====== Data extract

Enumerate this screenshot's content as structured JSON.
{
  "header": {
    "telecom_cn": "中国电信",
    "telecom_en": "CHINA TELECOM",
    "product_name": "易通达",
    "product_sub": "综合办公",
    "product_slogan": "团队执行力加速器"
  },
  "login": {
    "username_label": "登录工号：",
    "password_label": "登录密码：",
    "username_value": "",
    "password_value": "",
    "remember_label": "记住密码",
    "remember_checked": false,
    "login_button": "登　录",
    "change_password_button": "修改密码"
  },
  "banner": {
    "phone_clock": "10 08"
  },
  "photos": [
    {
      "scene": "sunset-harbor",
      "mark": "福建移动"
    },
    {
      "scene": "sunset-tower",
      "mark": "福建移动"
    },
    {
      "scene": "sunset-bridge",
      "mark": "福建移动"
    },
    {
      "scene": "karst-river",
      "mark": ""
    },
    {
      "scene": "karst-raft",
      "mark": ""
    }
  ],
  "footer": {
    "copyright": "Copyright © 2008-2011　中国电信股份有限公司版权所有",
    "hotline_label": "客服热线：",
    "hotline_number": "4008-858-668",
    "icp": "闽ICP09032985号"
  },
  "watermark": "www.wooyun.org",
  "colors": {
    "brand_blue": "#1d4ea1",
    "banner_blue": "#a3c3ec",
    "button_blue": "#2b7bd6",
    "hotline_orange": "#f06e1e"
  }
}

============

What to do
Take the material above and return all of it exactly.

Task response
Enumerate this screenshot's content as structured JSON.
{
  "header": {
    "telecom_cn": "中国电信",
    "telecom_en": "CHINA TELECOM",
    "product_name": "易通达",
    "product_sub": "综合办公",
    "product_slogan": "团队执行力加速器"
  },
  "login": {
    "username_label": "登录工号：",
    "password_label": "登录密码：",
    "username_value": "",
    "password_value": "",
    "remember_label": "记住密码",
    "remember_checked": false,
    "login_button": "登　录",
    "change_password_button": "修改密码"
  },
  "banner": {
    "phone_clock": "10 08"
  },
  "photos": [
    {
      "scene": "sunset-harbor",
      "mark": "福建移动"
    },
    {
      "scene": "sunset-tower",
      "mark": "福建移动"
    },
    {
      "scene": "sunset-bridge",
      "mark": "福建移动"
    },
    {
      "scene": "karst-river",
      "mark": ""
    },
    {
      "scene": "karst-raft",
      "mark": ""
    }
  ],
  "footer": {
    "copyright": "Copyright © 2008-2011　中国电信股份有限公司版权所有",
    "hotline_label": "客服热线：",
    "hotline_number": "4008-858-668",
    "icp": "闽ICP09032985号"
  },
  "watermark": "www.wooyun.org",
  "colors": {
    "brand_blue": "#1d4ea1",
    "banner_blue": "#a3c3ec",
    "button_blue": "#2b7bd6",
    "hotline_orange": "#f06e1e"
  }
}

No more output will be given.